• _SOURCE MATERIAL_
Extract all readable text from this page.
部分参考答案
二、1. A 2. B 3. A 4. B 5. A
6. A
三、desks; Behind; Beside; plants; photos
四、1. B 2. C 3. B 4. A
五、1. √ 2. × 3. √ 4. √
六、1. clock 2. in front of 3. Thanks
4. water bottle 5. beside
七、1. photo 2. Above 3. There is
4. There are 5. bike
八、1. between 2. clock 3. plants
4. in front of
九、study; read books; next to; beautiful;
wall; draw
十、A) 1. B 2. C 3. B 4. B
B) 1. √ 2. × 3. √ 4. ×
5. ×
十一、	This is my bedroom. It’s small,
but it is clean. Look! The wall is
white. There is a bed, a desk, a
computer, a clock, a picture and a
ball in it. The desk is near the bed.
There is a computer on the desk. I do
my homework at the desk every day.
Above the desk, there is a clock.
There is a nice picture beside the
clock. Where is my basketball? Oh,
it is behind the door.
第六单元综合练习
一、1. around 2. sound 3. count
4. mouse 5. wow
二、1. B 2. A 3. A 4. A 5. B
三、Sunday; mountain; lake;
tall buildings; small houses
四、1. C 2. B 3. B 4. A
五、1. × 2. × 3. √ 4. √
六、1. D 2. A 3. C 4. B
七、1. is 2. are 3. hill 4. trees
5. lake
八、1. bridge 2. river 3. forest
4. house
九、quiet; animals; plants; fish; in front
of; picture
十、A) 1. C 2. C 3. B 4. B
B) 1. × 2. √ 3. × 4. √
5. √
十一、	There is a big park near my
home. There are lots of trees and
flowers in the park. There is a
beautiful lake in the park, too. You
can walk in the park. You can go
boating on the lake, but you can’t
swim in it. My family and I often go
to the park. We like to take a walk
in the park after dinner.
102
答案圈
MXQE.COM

• _GIVEN EXERCISE_
Nothing in the data may differ; print all of it exactly as written.

• _FINISHED EXERCISE_
Extract all readable text from this page.
部分参考答案
二、1. A 2. B 3. A 4. B 5. A
6. A
三、desks; Behind; Beside; plants; photos
四、1. B 2. C 3. B 4. A
五、1. √ 2. × 3. √ 4. √
六、1. clock 2. in front of 3. Thanks
4. water bottle 5. beside
七、1. photo 2. Above 3. There is
4. There are 5. bike
八、1. between 2. clock 3. plants
4. in front of
九、study; read books; next to; beautiful;
wall; draw
十、A) 1. B 2. C 3. B 4. B
B) 1. √ 2. × 3. √ 4. ×
5. ×
十一、	This is my bedroom. It’s small,
but it is clean. Look! The wall is
white. There is a bed, a desk, a
computer, a clock, a picture and a
ball in it. The desk is near the bed.
There is a computer on the desk. I do
my homework at the desk every day.
Above the desk, there is a clock.
There is a nice picture beside the
clock. Where is my basketball? Oh,
it is behind the door.
第六单元综合练习
一、1. around 2. sound 3. count
4. mouse 5. wow
二、1. B 2. A 3. A 4. A 5. B
三、Sunday; mountain; lake;
tall buildings; small houses
四、1. C 2. B 3. B 4. A
五、1. × 2. × 3. √ 4. √
六、1. D 2. A 3. C 4. B
七、1. is 2. are 3. hill 4. trees
5. lake
八、1. bridge 2. river 3. forest
4. house
九、quiet; animals; plants; fish; in front
of; picture
十、A) 1. C 2. C 3. B 4. B
B) 1. × 2. √ 3. × 4. √
5. √
十一、	There is a big park near my
home. There are lots of trees and
flowers in the park. There is a
beautiful lake in the park, too. You
can walk in the park. You can go
boating on the lake, but you can’t
swim in it. My family and I often go
to the park. We like to take a walk
in the park after dinner.
102
答案圈
MXQE.COM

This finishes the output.